> [WRITTEN REQUEST] Your task is to quote the material that follows, in full and exactly.

* * * * * * *

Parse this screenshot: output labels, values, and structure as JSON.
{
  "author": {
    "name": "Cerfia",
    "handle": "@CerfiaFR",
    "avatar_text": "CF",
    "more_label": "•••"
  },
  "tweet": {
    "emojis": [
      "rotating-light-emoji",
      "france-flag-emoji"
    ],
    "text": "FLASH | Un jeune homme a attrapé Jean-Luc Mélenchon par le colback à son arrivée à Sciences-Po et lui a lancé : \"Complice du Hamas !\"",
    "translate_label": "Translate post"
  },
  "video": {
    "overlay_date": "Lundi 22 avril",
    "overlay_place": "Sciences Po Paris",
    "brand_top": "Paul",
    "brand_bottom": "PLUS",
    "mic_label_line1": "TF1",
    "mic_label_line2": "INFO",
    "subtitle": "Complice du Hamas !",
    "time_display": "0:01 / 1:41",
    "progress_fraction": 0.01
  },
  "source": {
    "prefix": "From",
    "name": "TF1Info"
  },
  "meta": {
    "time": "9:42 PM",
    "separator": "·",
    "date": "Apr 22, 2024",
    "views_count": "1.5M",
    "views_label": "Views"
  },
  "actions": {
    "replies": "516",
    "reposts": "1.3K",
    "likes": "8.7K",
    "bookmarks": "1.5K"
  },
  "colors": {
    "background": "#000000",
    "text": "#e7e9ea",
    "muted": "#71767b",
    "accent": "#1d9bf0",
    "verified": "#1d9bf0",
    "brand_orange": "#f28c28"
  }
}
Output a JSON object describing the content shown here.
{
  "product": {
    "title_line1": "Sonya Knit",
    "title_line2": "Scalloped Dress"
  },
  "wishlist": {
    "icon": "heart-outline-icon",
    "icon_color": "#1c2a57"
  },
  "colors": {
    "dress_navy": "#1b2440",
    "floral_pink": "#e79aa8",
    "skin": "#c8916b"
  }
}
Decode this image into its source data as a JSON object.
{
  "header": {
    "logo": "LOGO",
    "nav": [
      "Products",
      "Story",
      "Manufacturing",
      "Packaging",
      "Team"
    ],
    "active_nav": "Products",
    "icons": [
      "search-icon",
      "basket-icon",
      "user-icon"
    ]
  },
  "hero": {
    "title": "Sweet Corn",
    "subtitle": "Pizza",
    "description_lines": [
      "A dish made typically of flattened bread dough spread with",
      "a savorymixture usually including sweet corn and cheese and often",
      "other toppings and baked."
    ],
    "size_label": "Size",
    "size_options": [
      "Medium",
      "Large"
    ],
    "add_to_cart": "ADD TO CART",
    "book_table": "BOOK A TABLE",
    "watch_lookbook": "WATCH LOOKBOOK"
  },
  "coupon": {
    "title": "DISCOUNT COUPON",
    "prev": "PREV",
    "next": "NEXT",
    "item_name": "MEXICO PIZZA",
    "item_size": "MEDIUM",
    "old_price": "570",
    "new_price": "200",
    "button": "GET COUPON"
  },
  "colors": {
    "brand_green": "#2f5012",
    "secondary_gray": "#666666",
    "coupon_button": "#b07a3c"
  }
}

* * * * * * *

> [RESULT OF THE EXERCISE]
Parse this screenshot: output labels, values, and structure as JSON.
{
  "author": {
    "name": "Cerfia",
    "handle": "@CerfiaFR",
    "avatar_text": "CF",
    "more_label": "•••"
  },
  "tweet": {
    "emojis": [
      "rotating-light-emoji",
      "france-flag-emoji"
    ],
    "text": "FLASH | Un jeune homme a attrapé Jean-Luc Mélenchon par le colback à son arrivée à Sciences-Po et lui a lancé : \"Complice du Hamas !\"",
    "translate_label": "Translate post"
  },
  "video": {
    "overlay_date": "Lundi 22 avril",
    "overlay_place": "Sciences Po Paris",
    "brand_top": "Paul",
    "brand_bottom": "PLUS",
    "mic_label_line1": "TF1",
    "mic_label_line2": "INFO",
    "subtitle": "Complice du Hamas !",
    "time_display": "0:01 / 1:41",
    "progress_fraction": 0.01
  },
  "source": {
    "prefix": "From",
    "name": "TF1Info"
  },
  "meta": {
    "time": "9:42 PM",
    "separator": "·",
    "date": "Apr 22, 2024",
    "views_count": "1.5M",
    "views_label": "Views"
  },
  "actions": {
    "replies": "516",
    "reposts": "1.3K",
    "likes": "8.7K",
    "bookmarks": "1.5K"
  },
  "colors": {
    "background": "#000000",
    "text": "#e7e9ea",
    "muted": "#71767b",
    "accent": "#1d9bf0",
    "verified": "#1d9bf0",
    "brand_orange": "#f28c28"
  }
}
Output a JSON object describing the content shown here.
{
  "product": {
    "title_line1": "Sonya Knit",
    "title_line2": "Scalloped Dress"
  },
  "wishlist": {
    "icon": "heart-outline-icon",
    "icon_color": "#1c2a57"
  },
  "colors": {
    "dress_navy": "#1b2440",
    "floral_pink": "#e79aa8",
    "skin": "#c8916b"
  }
}
Decode this image into its source data as a JSON object.
{
  "header": {
    "logo": "LOGO",
    "nav": [
      "Products",
      "Story",
      "Manufacturing",
      "Packaging",
      "Team"
    ],
    "active_nav": "Products",
    "icons": [
      "search-icon",
      "basket-icon",
      "user-icon"
    ]
  },
  "hero": {
    "title": "Sweet Corn",
    "subtitle": "Pizza",
    "description_lines": [
      "A dish made typically of flattened bread dough spread with",
      "a savorymixture usually including sweet corn and cheese and often",
      "other toppings and baked."
    ],
    "size_label": "Size",
    "size_options": [
      "Medium",
      "Large"
    ],
    "add_to_cart": "ADD TO CART",
    "book_table": "BOOK A TABLE",
    "watch_lookbook": "WATCH LOOKBOOK"
  },
  "coupon": {
    "title": "DISCOUNT COUPON",
    "prev": "PREV",
    "next": "NEXT",
    "item_name": "MEXICO PIZZA",
    "item_size": "MEDIUM",
    "old_price": "570",
    "new_price": "200",
    "button": "GET COUPON"
  },
  "colors": {
    "brand_green": "#2f5012",
    "secondary_gray": "#666666",
    "coupon_button": "#b07a3c"
  }
}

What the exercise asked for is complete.